Facebook’s Graph Search – will people who don’t work in advertising now realise what their data is worth?
Thanks to the launch of Graph Search, Facebook is now making it even easier to find information about ordinary Australians, including those in security-sensitive jobs. Julian Peterson was surprised by what he found.
In the digital advertising business we know the value of data – we obsessively target and track our intended audience and our thirst for new data knows no limits.
Some of the public know the value of their data and don’t want us to have it – they browse incognito, they lock their social profiles or they don’t use social media at all, they delete their cookies and don’t like to have tabs kept on them.
I have seen a few articles recently where the worth of people’s data has been quantified or they’ve been put on notice to keep it secret – and The Financial Times actually shows you what you’re worth.
Yesterday I finally found Graph Search activated on my Facebook – I’d seen the funny examples by Tom Scott some time ago on his “Actual Facebook Graph Searches” but I hadn’t had the chance to try it for myself until today.
Below is my journey into the frankly amazing Graph Search which confirms a few things:
- Facebook has so much data on people, their friends and social connections, activities, places they visit and things they do.
- The data has more depth and breadth than anyone else’s data in the whole world. Never before have people so eagerly recorded so much about themselves.
- The data held by most other organisations, even the tax office and government departments including census data, is nothing compared to this.
- Facebook have given us a glimpse with Graph Search but we’ve barely begun to see what is possible.
- If there is a negative effect of Graph Search for advertising then it would be that it reveals to the man in the street the extent of the data provided by Facebook users and the amount of it that is publicly available, let alone to Facebook itself.

__DESCRIPTION OF THE TASK__
From the Graph Search article, pull out the passage starting at "In the digital" and ending at "knows no limits.", word for word.

__DATA EXCERPTS__

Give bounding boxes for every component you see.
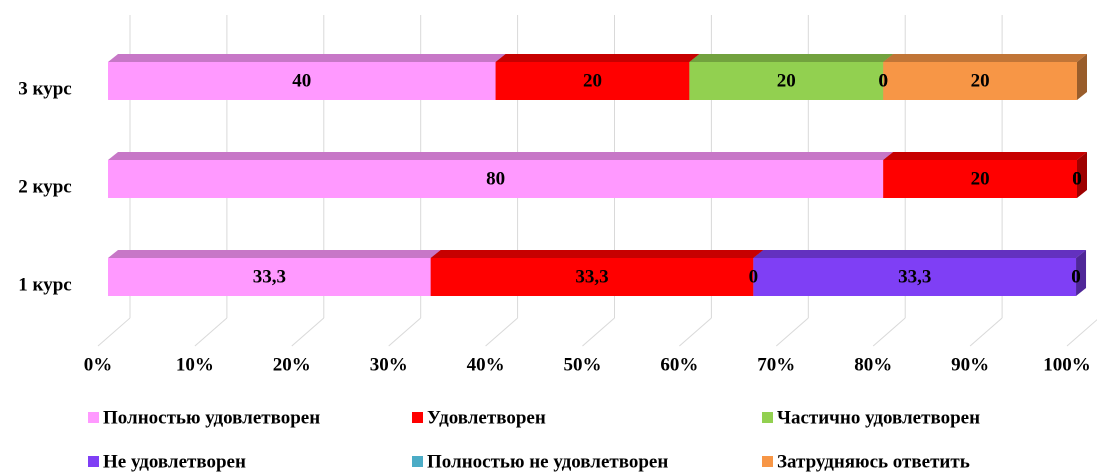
bar [108,160,884,198]
bar [495,62,690,100]
data-label: 33,3 [253,266,286,287]
legend-label: Полностью удовлетворен [103,407,320,428]
legend-label: Не удовлетворен [103,451,246,472]
bar-top [883,54,1087,62]
bar-segment [689,54,894,100]
bar-side [1077,54,1087,100]
x-tick-label: 50% [564,354,602,375]
legend-label: Частично удовлетворен [777,407,980,428]
bar-top [108,152,894,160]
x-tick-label: 80% [854,354,892,375]
data-label: 20 [583,70,602,91]
data-label: 0 [878,70,888,91]
y-tick-label: 1 курс [18,274,71,295]
x-tick-label: 100% [1043,354,1091,375]
data-label: 0 [1072,168,1082,189]
data-label: 0 [878,70,888,91]
bar [883,160,1077,198]
x-tick-label: 60% [660,354,698,375]
bar-side [1076,250,1087,296]
data-label: 0 [1072,168,1082,189]
floor-line [679,317,712,347]
x-tick-label: 0% [84,354,113,375]
bar-segment [883,152,1087,198]
bar-top [689,54,894,62]
data-label: 33,3 [898,266,931,287]
floor-line [969,317,1003,347]
legend-label: Удовлетворен [427,407,546,428]
y-tick-label: 3 курс [18,78,71,99]
bar [883,62,1077,100]
x-tick-label: 40% [467,354,505,375]
data-label: 20 [971,168,990,189]
bar-segment [108,152,894,198]
legend-swatch [762,456,773,467]
legend-swatch [88,412,99,423]
x-tick-label: 10% [176,354,214,375]
legend-label: Затрудняюсь ответить [777,451,970,472]
data-label: 0 [749,266,759,287]
floor-line [485,317,518,347]
bar-top [108,54,506,62]
bar-top [495,54,700,62]
floor-line [291,317,325,347]
y-tick-label: 2 курс [18,176,71,197]
data-label: 0 [1072,168,1082,189]
legend-swatch [412,412,423,423]
bar-top [430,250,764,258]
bar [430,258,754,296]
bar-top [883,152,1087,160]
x-tick-label: 20% [273,354,311,375]
bar-top [108,250,441,258]
legend-label: Полностью не удовлетворен [427,451,668,472]
data-label: 0 [1071,266,1081,287]
floor-line [872,317,906,347]
bar-segment [883,54,1087,100]
bar-segment [430,250,764,296]
legend-swatch [412,456,423,467]
floor-line [582,317,615,347]
bar [108,62,496,100]
data-label: 40 [292,70,311,91]
x-tick-label: 90% [951,354,989,375]
floor-line [775,317,809,347]
floor-line [1066,319,1097,347]
bar-side [1077,152,1087,198]
floor-line [388,317,422,347]
floor-line [97,317,131,347]
bar [753,258,1077,296]
legend-swatch [88,456,99,467]
bar-top [753,250,1087,258]
data-label: 0 [1072,168,1082,189]
bar [689,62,884,100]
data-label: 80 [486,168,505,189]
bar-segment [753,250,1087,296]
bar-segment [495,54,700,100]
bar [108,258,431,296]
x-tick-label: 70% [757,354,795,375]
data-label: 20 [777,70,796,91]
floor-line [194,317,228,347]
x-tick-label: 30% [370,354,408,375]
legend-swatch [762,412,773,423]
data-label: 20 [971,70,990,91]
data-label: 33,3 [575,266,608,287]
data-label: 0 [1071,266,1081,287]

__RESPONSE__
In the digital advertising business we know the value of data – we obsessively target and track our intended audience and our thirst for new data knows no limits.